** start of Records for the task **

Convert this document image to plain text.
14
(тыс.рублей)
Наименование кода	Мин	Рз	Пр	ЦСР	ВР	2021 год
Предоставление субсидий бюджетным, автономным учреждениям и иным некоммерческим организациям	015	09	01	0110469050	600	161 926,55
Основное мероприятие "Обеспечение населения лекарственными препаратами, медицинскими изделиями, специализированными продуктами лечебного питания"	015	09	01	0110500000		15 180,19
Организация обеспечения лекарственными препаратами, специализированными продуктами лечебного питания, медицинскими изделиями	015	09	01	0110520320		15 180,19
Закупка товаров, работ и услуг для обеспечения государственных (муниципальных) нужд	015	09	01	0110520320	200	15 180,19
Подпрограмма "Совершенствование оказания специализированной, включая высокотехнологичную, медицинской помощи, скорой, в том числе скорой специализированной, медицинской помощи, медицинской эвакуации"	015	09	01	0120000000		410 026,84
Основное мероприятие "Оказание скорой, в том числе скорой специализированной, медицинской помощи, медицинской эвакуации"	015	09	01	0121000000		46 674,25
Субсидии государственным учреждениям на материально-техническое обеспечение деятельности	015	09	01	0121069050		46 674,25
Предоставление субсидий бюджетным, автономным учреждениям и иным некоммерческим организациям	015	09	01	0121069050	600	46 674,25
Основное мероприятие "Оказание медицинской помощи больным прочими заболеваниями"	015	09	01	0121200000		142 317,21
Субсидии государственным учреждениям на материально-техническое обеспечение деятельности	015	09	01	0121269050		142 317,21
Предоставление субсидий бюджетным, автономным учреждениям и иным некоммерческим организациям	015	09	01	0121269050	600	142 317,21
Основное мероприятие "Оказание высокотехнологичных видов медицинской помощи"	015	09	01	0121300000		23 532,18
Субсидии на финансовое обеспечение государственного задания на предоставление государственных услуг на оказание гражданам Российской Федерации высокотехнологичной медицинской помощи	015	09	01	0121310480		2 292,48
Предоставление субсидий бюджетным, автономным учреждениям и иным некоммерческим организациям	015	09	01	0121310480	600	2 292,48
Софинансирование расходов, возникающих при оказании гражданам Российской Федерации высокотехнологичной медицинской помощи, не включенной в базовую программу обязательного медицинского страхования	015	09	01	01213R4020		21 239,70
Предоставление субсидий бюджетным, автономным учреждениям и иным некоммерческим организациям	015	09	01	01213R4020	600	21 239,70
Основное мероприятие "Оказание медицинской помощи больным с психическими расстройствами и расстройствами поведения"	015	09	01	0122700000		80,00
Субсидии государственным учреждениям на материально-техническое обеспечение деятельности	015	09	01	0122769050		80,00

** end of Records for the task **

**What the exercise asks:** Write out the data exactly as it stands.

**Result of this task:**
Convert this document image to plain text.
14
(тыс.рублей)
Наименование кода	Мин	Рз	Пр	ЦСР	ВР	2021 год
Предоставление субсидий бюджетным, автономным учреждениям и иным некоммерческим организациям	015	09	01	0110469050	600	161 926,55
Основное мероприятие "Обеспечение населения лекарственными препаратами, медицинскими изделиями, специализированными продуктами лечебного питания"	015	09	01	0110500000		15 180,19
Организация обеспечения лекарственными препаратами, специализированными продуктами лечебного питания, медицинскими изделиями	015	09	01	0110520320		15 180,19
Закупка товаров, работ и услуг для обеспечения государственных (муниципальных) нужд	015	09	01	0110520320	200	15 180,19
Подпрограмма "Совершенствование оказания специализированной, включая высокотехнологичную, медицинской помощи, скорой, в том числе скорой специализированной, медицинской помощи, медицинской эвакуации"	015	09	01	0120000000		410 026,84
Основное мероприятие "Оказание скорой, в том числе скорой специализированной, медицинской помощи, медицинской эвакуации"	015	09	01	0121000000		46 674,25
Субсидии государственным учреждениям на материально-техническое обеспечение деятельности	015	09	01	0121069050		46 674,25
Предоставление субсидий бюджетным, автономным учреждениям и иным некоммерческим организациям	015	09	01	0121069050	600	46 674,25
Основное мероприятие "Оказание медицинской помощи больным прочими заболеваниями"	015	09	01	0121200000		142 317,21
Субсидии государственным учреждениям на материально-техническое обеспечение деятельности	015	09	01	0121269050		142 317,21
Предоставление субсидий бюджетным, автономным учреждениям и иным некоммерческим организациям	015	09	01	0121269050	600	142 317,21
Основное мероприятие "Оказание высокотехнологичных видов медицинской помощи"	015	09	01	0121300000		23 532,18
Субсидии на финансовое обеспечение государственного задания на предоставление государственных услуг на оказание гражданам Российской Федерации высокотехнологичной медицинской помощи	015	09	01	0121310480		2 292,48
Предоставление субсидий бюджетным, автономным учреждениям и иным некоммерческим организациям	015	09	01	0121310480	600	2 292,48
Софинансирование расходов, возникающих при оказании гражданам Российской Федерации высокотехнологичной медицинской помощи, не включенной в базовую программу обязательного медицинского страхования	015	09	01	01213R4020		21 239,70
Предоставление субсидий бюджетным, автономным учреждениям и иным некоммерческим организациям	015	09	01	01213R4020	600	21 239,70
Основное мероприятие "Оказание медицинской помощи больным с психическими расстройствами и расстройствами поведения"	015	09	01	0122700000		80,00
Субсидии государственным учреждениям на материально-техническое обеспечение деятельности	015	09	01	0122769050		80,00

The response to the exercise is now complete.